Data extracted from a collection:
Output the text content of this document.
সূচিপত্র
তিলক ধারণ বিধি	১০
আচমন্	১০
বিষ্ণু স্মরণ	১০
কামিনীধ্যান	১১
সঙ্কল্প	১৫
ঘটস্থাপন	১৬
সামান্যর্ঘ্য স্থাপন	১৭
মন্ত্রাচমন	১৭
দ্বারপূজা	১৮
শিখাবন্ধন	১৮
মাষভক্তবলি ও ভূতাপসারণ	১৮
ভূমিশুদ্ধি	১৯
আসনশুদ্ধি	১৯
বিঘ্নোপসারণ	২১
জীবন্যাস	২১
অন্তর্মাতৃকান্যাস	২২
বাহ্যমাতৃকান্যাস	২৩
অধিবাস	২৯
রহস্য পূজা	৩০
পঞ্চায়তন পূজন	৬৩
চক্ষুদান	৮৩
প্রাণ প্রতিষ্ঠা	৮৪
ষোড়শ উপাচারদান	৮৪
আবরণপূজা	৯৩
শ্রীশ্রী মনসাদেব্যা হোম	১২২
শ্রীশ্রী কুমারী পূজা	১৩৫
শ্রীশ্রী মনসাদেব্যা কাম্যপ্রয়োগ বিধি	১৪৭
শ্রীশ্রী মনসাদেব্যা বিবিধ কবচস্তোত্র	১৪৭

→ **EXERCISE INSTRUCTIONS**: Reproduce the listing shown above in its entirety, exactly.

→ **PROBLEM SOLUTION**:
Output the text content of this document.
সূচিপত্র
তিলক ধারণ বিধি	১০
আচমন্	১০
বিষ্ণু স্মরণ	১০
কামিনীধ্যান	১১
সঙ্কল্প	১৫
ঘটস্থাপন	১৬
সামান্যর্ঘ্য স্থাপন	১৭
মন্ত্রাচমন	১৭
দ্বারপূজা	১৮
শিখাবন্ধন	১৮
মাষভক্তবলি ও ভূতাপসারণ	১৮
ভূমিশুদ্ধি	১৯
আসনশুদ্ধি	১৯
বিঘ্নোপসারণ	২১
জীবন্যাস	২১
অন্তর্মাতৃকান্যাস	২২
বাহ্যমাতৃকান্যাস	২৩
অধিবাস	২৯
রহস্য পূজা	৩০
পঞ্চায়তন পূজন	৬৩
চক্ষুদান	৮৩
প্রাণ প্রতিষ্ঠা	৮৪
ষোড়শ উপাচারদান	৮৪
আবরণপূজা	৯৩
শ্রীশ্রী মনসাদেব্যা হোম	১২২
শ্রীশ্রী কুমারী পূজা	১৩৫
শ্রীশ্রী মনসাদেব্যা কাম্যপ্রয়োগ বিধি	১৪৭
শ্রীশ্রী মনসাদেব্যা বিবিধ কবচস্তোত্র	১৪৭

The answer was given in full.